(Records contained in a dataset)
>>>>
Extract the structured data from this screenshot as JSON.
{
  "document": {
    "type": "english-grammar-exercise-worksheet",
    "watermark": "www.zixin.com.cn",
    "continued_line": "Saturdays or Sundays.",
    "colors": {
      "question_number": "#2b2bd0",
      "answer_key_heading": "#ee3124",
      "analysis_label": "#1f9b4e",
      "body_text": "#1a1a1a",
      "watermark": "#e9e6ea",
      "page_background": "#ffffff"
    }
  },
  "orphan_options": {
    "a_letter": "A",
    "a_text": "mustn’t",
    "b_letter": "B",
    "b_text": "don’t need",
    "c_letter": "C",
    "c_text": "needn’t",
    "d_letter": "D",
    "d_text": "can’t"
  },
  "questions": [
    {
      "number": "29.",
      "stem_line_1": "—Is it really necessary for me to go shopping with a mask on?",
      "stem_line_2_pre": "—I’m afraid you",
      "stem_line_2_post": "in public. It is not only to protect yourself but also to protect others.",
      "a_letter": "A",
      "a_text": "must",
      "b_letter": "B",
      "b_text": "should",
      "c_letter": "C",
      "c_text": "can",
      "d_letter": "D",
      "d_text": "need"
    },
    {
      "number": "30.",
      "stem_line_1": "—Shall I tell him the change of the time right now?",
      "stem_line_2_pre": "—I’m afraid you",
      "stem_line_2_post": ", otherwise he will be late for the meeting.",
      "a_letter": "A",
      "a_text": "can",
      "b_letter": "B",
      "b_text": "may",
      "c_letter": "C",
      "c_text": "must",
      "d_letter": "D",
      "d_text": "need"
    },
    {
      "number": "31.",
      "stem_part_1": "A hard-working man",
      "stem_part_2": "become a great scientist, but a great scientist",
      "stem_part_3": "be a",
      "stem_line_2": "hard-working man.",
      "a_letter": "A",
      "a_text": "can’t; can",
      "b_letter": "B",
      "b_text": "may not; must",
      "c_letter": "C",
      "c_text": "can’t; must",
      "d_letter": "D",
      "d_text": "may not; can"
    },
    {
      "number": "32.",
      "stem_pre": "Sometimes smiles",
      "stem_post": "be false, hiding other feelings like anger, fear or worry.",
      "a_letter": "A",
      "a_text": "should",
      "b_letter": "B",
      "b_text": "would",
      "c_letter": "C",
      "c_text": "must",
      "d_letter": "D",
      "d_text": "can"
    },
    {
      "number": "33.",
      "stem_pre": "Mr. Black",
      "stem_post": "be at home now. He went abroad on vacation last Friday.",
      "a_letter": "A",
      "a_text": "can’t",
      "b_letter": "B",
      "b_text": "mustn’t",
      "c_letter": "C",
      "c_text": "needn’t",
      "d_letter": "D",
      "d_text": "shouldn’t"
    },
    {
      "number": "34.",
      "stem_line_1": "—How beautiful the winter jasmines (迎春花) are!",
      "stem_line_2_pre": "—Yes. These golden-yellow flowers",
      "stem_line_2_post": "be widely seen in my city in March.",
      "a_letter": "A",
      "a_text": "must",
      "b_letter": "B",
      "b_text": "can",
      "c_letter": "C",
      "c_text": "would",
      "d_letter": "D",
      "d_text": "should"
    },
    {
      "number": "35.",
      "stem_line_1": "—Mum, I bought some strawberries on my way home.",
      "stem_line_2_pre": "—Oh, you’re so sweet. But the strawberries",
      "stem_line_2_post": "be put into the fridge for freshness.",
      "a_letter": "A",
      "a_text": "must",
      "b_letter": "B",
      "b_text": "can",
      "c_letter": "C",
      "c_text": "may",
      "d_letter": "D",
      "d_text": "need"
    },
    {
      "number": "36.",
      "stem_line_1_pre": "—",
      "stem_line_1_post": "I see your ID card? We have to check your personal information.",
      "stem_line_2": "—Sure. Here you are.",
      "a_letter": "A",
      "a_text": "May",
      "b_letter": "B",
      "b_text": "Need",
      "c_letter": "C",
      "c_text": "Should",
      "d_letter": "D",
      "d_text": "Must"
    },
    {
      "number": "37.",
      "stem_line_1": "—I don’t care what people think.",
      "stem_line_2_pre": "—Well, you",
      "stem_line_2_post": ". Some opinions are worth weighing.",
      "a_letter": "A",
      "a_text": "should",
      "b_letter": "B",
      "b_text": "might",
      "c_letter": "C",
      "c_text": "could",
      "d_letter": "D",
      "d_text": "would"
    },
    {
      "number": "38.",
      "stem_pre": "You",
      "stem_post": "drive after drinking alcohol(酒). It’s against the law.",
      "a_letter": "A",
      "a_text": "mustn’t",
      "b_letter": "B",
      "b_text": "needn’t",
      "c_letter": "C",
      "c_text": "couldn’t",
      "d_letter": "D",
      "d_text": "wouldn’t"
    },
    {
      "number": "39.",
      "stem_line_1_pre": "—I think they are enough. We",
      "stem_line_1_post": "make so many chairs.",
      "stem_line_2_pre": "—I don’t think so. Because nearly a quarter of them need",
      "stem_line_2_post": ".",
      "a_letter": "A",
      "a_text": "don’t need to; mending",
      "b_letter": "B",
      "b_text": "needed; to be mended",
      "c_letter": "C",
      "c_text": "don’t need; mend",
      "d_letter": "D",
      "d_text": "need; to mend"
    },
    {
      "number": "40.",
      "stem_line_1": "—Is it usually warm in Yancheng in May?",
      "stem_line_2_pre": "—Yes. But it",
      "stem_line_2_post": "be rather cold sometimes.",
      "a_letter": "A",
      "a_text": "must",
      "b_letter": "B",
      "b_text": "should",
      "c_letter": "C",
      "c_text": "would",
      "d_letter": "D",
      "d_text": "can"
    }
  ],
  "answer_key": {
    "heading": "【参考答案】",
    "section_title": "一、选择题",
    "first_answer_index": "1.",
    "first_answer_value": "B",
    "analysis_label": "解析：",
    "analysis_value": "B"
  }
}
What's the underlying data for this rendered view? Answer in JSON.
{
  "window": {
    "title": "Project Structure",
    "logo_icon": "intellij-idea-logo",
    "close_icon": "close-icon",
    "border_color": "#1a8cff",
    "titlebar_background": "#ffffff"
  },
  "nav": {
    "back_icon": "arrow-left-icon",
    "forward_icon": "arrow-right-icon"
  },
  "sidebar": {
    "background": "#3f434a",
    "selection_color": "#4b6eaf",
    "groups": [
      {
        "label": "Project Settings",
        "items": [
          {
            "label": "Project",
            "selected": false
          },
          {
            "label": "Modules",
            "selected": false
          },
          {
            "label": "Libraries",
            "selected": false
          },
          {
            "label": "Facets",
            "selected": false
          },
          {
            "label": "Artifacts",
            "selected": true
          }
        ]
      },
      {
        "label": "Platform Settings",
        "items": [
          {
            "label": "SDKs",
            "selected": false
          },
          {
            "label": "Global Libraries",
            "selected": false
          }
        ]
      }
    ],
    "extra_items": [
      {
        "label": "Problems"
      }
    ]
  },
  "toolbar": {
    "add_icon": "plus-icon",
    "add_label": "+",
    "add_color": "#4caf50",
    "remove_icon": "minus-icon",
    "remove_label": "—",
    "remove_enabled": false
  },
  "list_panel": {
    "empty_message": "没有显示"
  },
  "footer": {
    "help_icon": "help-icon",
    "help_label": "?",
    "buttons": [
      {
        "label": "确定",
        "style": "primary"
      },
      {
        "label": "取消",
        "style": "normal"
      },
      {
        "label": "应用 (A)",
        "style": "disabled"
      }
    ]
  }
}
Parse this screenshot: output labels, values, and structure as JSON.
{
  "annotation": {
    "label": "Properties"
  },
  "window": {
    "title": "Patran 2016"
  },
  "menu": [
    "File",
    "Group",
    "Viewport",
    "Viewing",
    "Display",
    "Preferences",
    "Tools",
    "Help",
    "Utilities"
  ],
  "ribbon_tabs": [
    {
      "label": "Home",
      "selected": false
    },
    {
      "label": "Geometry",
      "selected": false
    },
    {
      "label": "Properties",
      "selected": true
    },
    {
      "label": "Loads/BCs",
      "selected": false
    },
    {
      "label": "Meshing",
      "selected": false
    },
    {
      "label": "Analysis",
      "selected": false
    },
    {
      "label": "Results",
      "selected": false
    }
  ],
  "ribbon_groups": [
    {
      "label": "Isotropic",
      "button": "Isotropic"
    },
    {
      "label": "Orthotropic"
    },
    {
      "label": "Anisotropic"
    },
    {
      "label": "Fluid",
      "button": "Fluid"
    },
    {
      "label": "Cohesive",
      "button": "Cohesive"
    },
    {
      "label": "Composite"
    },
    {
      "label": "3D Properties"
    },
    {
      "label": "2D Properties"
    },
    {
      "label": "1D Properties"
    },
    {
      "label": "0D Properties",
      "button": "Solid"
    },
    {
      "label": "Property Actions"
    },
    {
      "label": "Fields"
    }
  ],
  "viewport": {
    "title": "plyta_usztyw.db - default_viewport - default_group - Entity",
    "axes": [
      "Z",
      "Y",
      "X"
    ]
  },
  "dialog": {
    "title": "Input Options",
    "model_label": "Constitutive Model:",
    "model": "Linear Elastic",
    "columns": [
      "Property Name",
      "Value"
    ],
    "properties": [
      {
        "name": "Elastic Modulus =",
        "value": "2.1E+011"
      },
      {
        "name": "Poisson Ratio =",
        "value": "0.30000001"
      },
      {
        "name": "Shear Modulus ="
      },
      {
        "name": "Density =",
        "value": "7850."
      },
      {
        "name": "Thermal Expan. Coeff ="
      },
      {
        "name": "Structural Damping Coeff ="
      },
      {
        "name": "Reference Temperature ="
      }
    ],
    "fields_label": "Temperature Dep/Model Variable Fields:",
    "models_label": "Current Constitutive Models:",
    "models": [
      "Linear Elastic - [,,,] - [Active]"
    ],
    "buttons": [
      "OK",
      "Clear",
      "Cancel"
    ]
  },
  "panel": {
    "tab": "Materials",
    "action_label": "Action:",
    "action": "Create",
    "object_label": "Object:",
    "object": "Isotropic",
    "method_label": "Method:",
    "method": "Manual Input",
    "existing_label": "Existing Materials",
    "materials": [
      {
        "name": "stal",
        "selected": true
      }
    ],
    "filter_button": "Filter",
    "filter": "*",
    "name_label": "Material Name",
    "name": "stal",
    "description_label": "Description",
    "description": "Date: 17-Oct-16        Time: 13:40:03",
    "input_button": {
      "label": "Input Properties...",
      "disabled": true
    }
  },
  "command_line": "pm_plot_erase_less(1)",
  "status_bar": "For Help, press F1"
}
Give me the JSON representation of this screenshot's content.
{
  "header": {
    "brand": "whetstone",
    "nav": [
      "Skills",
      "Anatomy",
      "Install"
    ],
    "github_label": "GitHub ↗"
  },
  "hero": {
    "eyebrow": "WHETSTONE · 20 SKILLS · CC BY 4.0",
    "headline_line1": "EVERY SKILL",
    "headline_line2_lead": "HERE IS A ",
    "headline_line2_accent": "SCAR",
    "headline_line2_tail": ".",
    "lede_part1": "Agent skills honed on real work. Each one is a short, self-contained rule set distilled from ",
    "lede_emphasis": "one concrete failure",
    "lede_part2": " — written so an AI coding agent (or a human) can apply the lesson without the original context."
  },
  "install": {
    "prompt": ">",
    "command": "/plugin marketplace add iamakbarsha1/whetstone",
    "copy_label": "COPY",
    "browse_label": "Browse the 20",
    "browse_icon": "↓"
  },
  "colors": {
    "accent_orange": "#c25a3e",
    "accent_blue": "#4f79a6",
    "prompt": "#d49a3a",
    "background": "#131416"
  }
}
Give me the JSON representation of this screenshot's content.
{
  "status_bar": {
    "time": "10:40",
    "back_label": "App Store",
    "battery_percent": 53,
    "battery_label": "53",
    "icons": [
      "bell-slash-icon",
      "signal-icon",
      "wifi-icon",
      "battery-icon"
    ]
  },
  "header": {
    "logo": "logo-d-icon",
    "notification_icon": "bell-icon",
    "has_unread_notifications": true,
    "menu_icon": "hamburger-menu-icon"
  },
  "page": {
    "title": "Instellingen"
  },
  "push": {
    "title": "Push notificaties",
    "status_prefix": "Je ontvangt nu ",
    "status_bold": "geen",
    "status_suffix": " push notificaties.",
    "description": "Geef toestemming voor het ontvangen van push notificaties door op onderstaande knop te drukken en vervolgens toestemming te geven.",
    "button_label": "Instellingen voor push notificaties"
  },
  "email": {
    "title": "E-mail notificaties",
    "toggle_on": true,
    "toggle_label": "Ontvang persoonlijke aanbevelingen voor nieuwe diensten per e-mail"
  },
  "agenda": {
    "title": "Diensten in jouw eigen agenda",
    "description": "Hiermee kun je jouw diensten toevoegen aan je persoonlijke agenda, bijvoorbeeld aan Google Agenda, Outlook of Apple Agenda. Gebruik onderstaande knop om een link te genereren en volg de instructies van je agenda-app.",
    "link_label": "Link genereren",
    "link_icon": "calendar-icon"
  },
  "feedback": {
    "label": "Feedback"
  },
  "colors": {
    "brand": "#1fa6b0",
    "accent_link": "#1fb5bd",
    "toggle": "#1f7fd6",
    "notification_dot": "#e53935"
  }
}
<<<<
§ EXERCISE TASK
Count the lines of the data that contain the string "onderstaande", and reply with that number alone.

§ REPLY TO THE TASK
2